[start of EXERCISE INPUTS]

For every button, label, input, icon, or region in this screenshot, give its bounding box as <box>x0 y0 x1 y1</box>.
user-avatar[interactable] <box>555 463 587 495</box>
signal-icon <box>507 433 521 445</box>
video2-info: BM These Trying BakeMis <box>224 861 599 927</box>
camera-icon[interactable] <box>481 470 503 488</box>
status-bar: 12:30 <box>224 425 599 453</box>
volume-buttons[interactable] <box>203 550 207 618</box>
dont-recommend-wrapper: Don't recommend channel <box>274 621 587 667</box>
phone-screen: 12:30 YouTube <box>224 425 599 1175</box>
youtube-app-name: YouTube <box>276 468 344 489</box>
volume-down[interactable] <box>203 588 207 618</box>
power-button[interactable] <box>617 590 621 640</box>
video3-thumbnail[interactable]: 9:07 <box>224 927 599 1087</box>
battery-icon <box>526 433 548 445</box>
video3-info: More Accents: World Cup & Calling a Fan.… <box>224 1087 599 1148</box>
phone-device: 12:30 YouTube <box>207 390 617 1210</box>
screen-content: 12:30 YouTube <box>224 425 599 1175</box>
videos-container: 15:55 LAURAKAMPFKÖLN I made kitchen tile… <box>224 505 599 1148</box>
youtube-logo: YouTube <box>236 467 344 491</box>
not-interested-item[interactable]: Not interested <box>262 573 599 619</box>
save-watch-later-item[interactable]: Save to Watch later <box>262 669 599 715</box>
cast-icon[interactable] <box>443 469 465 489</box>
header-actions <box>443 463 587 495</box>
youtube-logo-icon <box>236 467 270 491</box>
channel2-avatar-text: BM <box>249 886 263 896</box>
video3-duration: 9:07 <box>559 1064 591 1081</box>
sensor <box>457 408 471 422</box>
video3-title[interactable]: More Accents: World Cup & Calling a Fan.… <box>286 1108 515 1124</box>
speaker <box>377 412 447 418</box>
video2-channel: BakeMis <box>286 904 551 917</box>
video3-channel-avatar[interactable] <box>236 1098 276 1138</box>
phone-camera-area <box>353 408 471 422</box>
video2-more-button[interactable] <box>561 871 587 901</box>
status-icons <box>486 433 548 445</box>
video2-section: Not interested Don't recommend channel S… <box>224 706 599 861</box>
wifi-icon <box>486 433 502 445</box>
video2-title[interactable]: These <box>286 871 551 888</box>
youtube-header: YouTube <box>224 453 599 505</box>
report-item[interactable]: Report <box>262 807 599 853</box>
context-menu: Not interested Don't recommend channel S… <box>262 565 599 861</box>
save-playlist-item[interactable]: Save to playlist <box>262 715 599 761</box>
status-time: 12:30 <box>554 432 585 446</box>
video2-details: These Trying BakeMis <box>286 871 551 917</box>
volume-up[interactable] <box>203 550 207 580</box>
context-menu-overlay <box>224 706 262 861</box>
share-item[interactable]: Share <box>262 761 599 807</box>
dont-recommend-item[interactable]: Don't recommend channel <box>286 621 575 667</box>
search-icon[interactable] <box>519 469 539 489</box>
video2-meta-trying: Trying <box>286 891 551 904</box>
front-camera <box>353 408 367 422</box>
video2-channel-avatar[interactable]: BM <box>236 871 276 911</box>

[end of EXERCISE INPUTS]

▶ [SET TASK] List every line above that contains the string "logo".

▶ [COMPLETE ANSWER]
youtube-logo: YouTube <box>236 467 344 491</box>
youtube-logo-icon <box>236 467 270 491</box>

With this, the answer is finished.